:: THE EXERCISE ::
From the entries below, extract every line that includes the word "genocidio".
[start of THE RECORDS]
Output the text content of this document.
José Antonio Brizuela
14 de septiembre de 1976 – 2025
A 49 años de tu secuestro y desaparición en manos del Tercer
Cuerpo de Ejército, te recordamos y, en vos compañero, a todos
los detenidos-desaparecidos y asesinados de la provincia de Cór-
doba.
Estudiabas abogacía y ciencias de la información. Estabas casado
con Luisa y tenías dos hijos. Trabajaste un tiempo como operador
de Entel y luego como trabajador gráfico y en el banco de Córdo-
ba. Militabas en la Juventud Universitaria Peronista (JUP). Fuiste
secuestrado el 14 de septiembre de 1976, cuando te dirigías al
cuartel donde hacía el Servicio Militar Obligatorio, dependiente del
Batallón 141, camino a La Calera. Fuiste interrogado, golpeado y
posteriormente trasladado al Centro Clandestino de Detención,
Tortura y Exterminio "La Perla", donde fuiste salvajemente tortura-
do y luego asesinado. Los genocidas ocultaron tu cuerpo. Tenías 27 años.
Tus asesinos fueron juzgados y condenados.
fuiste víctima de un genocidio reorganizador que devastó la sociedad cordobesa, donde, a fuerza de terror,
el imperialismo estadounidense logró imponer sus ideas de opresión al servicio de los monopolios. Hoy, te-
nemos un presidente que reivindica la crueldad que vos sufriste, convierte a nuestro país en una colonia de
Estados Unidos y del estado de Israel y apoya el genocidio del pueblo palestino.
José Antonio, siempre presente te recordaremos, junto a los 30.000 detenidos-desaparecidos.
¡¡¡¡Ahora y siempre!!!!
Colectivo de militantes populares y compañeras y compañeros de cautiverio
[end of THE RECORDS]
:: SOLUTION TO THE PROBLEM ::
fuiste víctima de un genocidio reorganizador que devastó la sociedad cordobesa, donde, a fuerza de terror,
Estados Unidos y del estado de Israel y apoya el genocidio del pueblo palestino.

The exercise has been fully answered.